## What the exercise asks
Gather the lines from the material that contain "text".

## Records for this exercise
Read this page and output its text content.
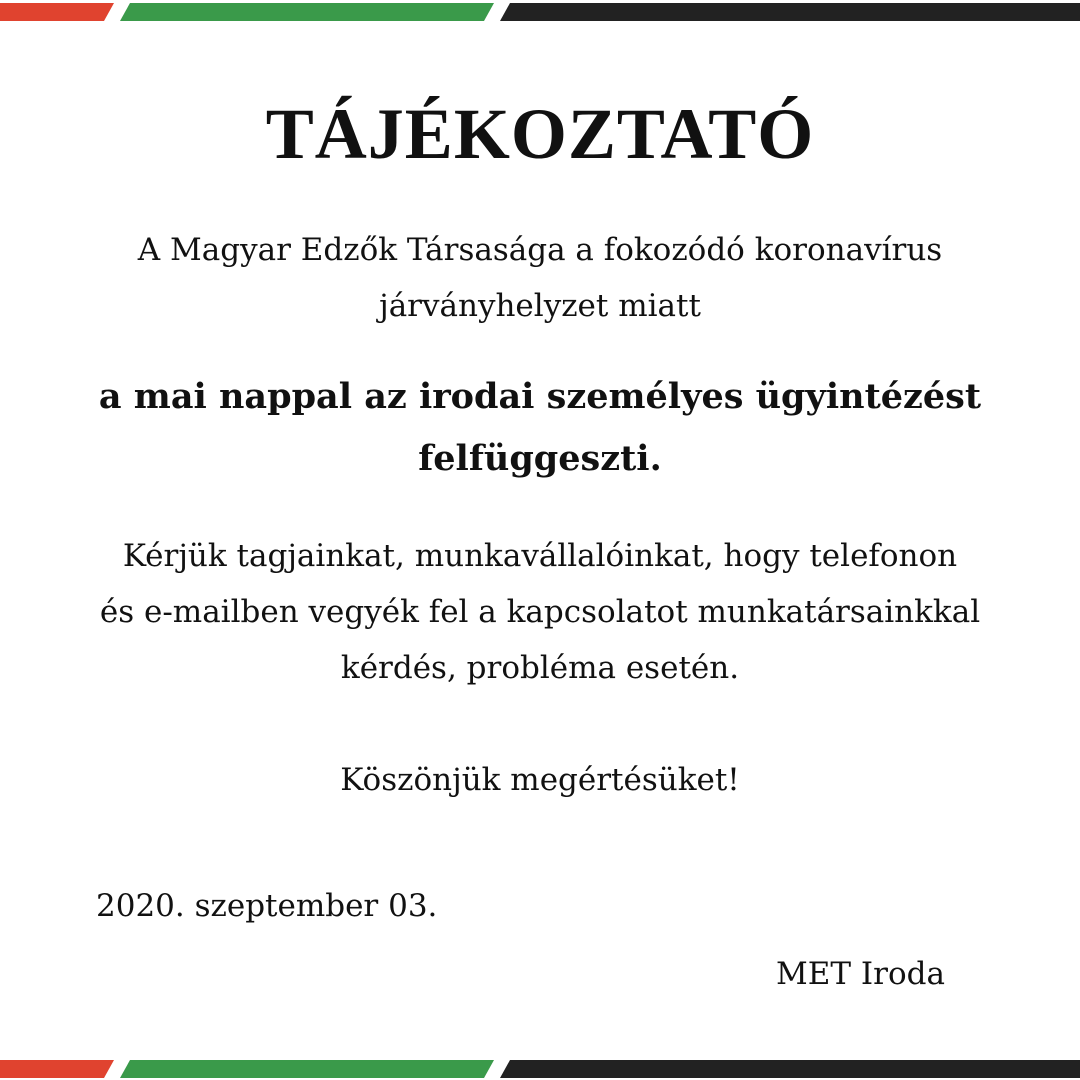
TÁJÉKOZTATÓ

A Magyar Edzők Társasága a fokozódó koronavírus
járványhelyzet miatt

a mai nappal az irodai személyes ügyintézést
felfüggeszti.

Kérjük tagjainkat, munkavállalóinkat, hogy telefonon
és e-mailben vegyék fel a kapcsolatot munkatársainkkal
kérdés, probléma esetén.

Köszönjük megértésüket!

2020. szeptember 03.

MET Iroda
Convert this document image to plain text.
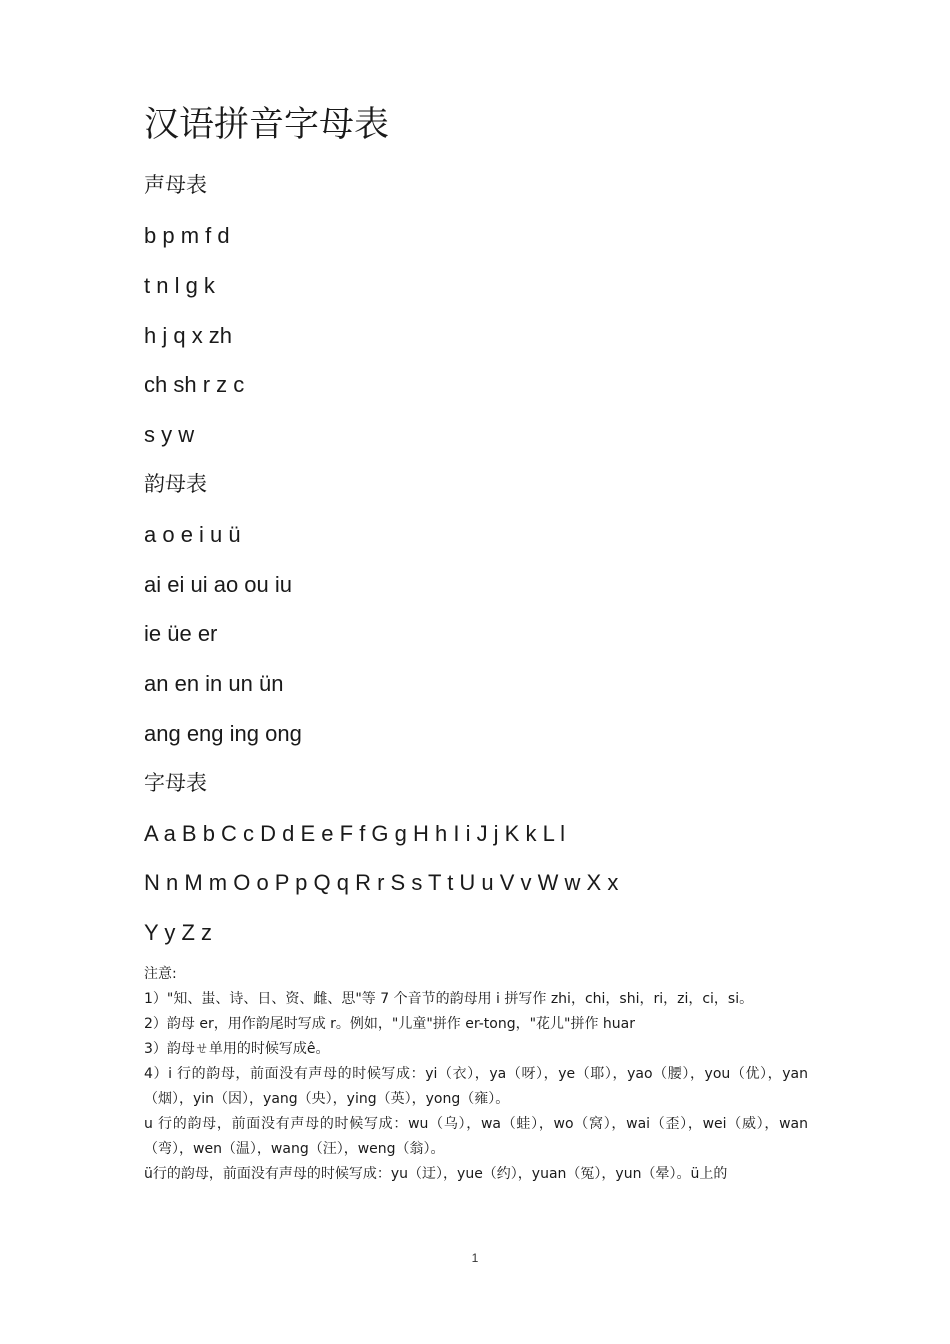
汉语拼音字母表

声母表

b p m f d

t n l g k

h j q x zh

ch sh r z c

s y w

韵母表

a o e i u ü

ai ei ui ao ou iu

ie üe er

an en in un ün

ang eng ing ong

字母表

A a B b C c D d E e F f G g H h I i J j K k L l

N n M m O o P p Q q R r S s T t U u V v W w X x

Y y Z z

注意:

1）"知、蚩、诗、日、资、雌、思"等 7 个音节的韵母用 i 拼写作 zhi，chi，shi，ri，zi，ci，si。

2）韵母 er，用作韵尾时写成 r。例如，"儿童"拼作 er-tong，"花儿"拼作 huar

3）韵母ㄝ单用的时候写成ê。

4）i 行的韵母，前面没有声母的时候写成：yi（衣），ya（呀），ye（耶），yao（腰），you（优），yan（烟），yin（因），yang（央），ying（英），yong（雍）。

u 行的韵母，前面没有声母的时候写成：wu（乌），wa（蛙），wo（窝），wai（歪），wei（威），wan（弯），wen（温），wang（汪），weng（翁）。

ü行的韵母，前面没有声母的时候写成：yu（迂），yue（约），yuan（冤），yun（晕）。ü上的

1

## Correct result
Read this page and output its text content.
Convert this document image to plain text.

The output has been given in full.